··· PROVIDED MATERIAL

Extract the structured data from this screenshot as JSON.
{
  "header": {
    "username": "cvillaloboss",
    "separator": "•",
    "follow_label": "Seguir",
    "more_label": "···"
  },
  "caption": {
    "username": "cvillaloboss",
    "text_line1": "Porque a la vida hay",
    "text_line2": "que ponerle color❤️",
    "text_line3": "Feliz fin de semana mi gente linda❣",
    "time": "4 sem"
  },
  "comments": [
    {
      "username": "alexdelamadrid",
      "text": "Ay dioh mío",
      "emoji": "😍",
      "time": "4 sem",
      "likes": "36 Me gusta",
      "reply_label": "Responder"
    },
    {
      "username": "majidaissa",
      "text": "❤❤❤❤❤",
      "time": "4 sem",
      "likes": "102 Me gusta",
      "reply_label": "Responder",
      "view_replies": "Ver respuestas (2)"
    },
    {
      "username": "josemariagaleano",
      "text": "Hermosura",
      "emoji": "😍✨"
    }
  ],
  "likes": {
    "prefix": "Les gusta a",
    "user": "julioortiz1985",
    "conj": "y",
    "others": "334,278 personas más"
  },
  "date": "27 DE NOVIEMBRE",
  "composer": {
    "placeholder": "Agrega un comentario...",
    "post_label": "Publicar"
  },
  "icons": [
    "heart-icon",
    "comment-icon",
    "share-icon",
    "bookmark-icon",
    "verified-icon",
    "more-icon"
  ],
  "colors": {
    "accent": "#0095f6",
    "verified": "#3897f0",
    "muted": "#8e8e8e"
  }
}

······

_WHAT NEEDS TO BE DONE_:
Extract all of the data exactly as written.

_SOLUTION TO THIS EXERCISE_:
Extract the structured data from this screenshot as JSON.
{
  "header": {
    "username": "cvillaloboss",
    "separator": "•",
    "follow_label": "Seguir",
    "more_label": "···"
  },
  "caption": {
    "username": "cvillaloboss",
    "text_line1": "Porque a la vida hay",
    "text_line2": "que ponerle color❤️",
    "text_line3": "Feliz fin de semana mi gente linda❣",
    "time": "4 sem"
  },
  "comments": [
    {
      "username": "alexdelamadrid",
      "text": "Ay dioh mío",
      "emoji": "😍",
      "time": "4 sem",
      "likes": "36 Me gusta",
      "reply_label": "Responder"
    },
    {
      "username": "majidaissa",
      "text": "❤❤❤❤❤",
      "time": "4 sem",
      "likes": "102 Me gusta",
      "reply_label": "Responder",
      "view_replies": "Ver respuestas (2)"
    },
    {
      "username": "josemariagaleano",
      "text": "Hermosura",
      "emoji": "😍✨"
    }
  ],
  "likes": {
    "prefix": "Les gusta a",
    "user": "julioortiz1985",
    "conj": "y",
    "others": "334,278 personas más"
  },
  "date": "27 DE NOVIEMBRE",
  "composer": {
    "placeholder": "Agrega un comentario...",
    "post_label": "Publicar"
  },
  "icons": [
    "heart-icon",
    "comment-icon",
    "share-icon",
    "bookmark-icon",
    "verified-icon",
    "more-icon"
  ],
  "colors": {
    "accent": "#0095f6",
    "verified": "#3897f0",
    "muted": "#8e8e8e"
  }
}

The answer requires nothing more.